— start —
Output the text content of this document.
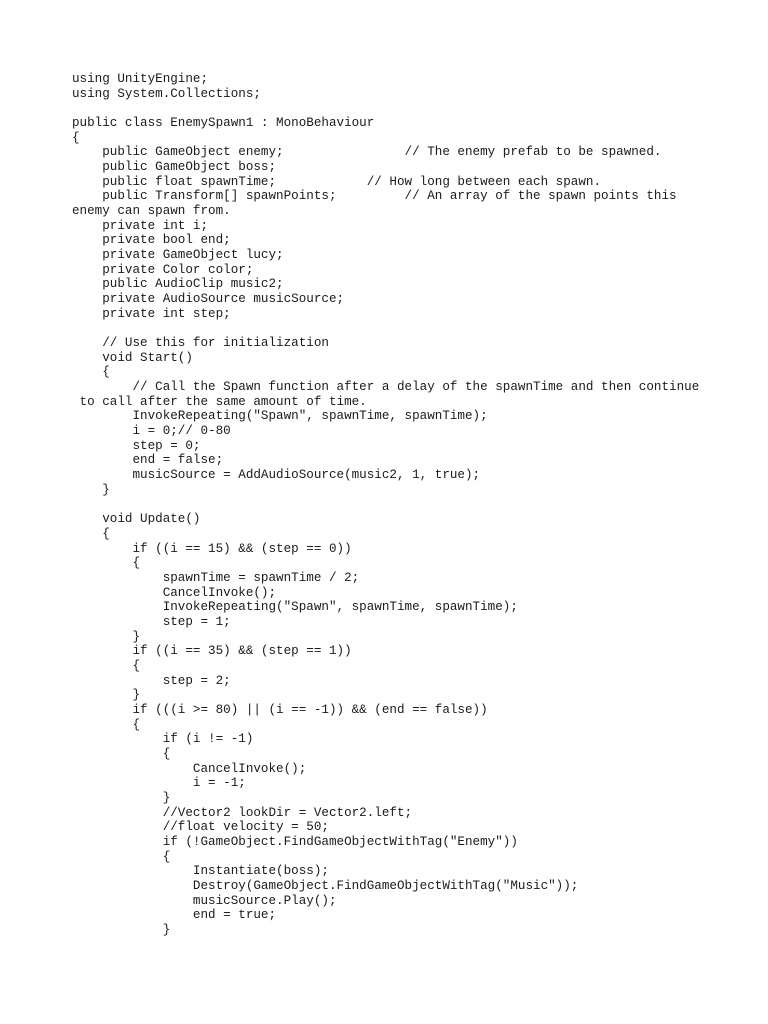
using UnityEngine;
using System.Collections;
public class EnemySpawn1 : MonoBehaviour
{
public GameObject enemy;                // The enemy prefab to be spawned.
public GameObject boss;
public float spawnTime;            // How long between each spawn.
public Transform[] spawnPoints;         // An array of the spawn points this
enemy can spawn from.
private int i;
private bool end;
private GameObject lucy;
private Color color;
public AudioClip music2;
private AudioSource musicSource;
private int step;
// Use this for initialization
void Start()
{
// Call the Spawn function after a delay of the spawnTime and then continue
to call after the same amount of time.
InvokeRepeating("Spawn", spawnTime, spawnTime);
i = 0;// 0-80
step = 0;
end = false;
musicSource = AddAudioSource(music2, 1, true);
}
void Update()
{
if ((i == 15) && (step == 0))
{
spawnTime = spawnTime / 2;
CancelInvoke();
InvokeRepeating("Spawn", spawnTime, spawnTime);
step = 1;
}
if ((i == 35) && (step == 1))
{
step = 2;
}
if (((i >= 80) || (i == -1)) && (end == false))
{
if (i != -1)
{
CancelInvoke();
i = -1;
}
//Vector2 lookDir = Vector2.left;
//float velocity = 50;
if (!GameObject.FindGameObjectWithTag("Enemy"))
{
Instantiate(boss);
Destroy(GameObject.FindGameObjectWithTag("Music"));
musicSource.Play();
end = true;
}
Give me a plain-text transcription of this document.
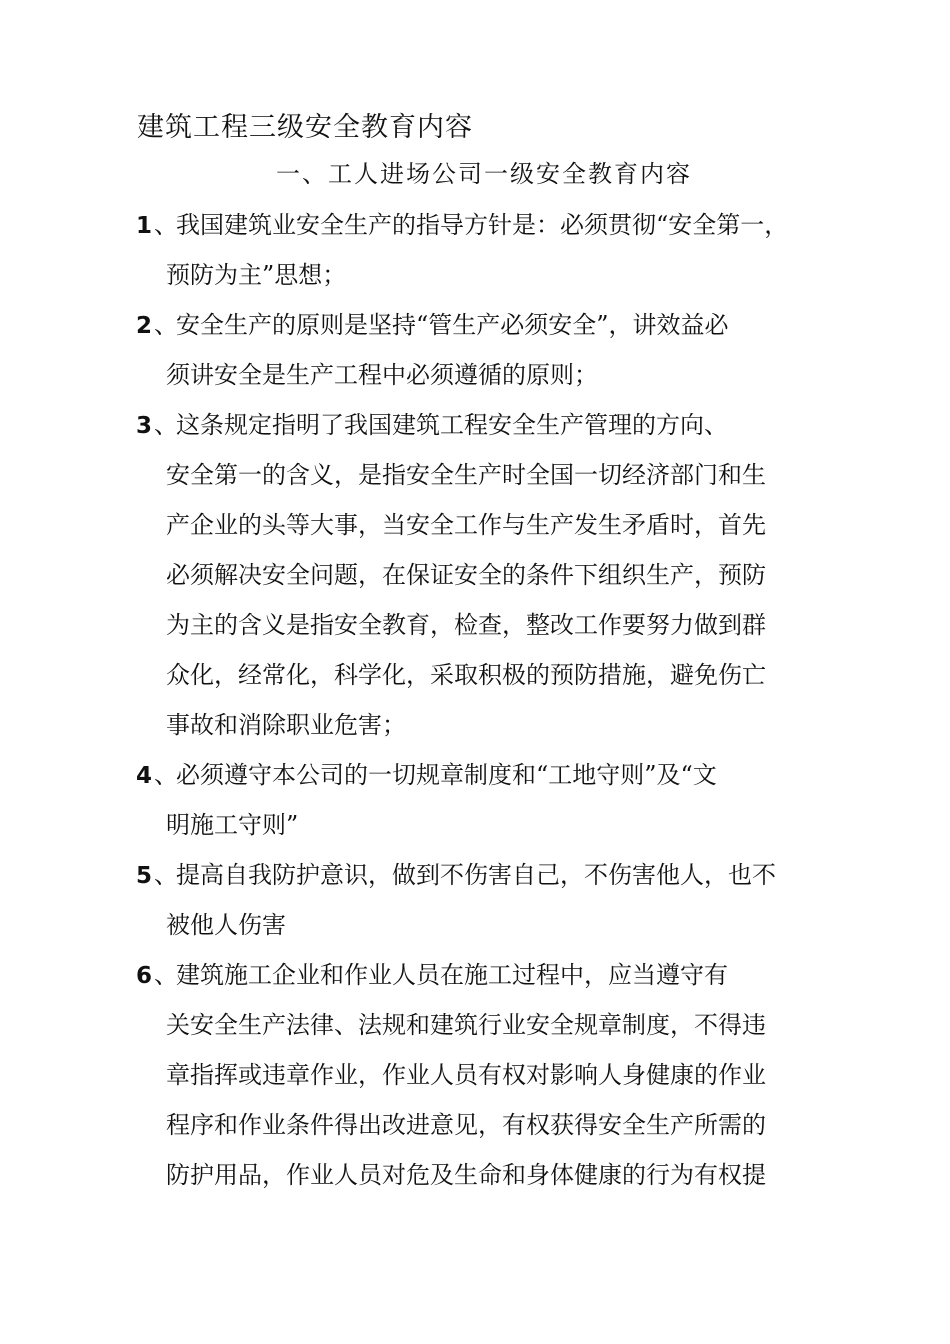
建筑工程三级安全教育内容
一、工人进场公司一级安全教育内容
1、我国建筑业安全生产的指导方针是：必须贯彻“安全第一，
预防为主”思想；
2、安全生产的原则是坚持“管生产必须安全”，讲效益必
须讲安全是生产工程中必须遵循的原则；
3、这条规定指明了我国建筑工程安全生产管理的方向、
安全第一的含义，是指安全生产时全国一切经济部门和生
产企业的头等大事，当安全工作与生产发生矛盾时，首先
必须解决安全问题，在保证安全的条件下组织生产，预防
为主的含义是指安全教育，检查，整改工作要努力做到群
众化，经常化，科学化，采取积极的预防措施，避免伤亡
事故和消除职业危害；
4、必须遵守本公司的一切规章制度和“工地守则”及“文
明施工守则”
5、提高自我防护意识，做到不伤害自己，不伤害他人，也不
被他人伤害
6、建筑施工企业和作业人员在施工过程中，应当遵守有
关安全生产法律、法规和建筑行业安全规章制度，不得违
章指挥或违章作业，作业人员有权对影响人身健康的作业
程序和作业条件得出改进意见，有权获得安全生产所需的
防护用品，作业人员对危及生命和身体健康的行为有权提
— end —
| DO THIS |
Among the lines of the data, identify those with the word "text". Copy each of them.

| CORRECT RESPONSE |
Output the text content of this document.
Give me a plain-text transcription of this document.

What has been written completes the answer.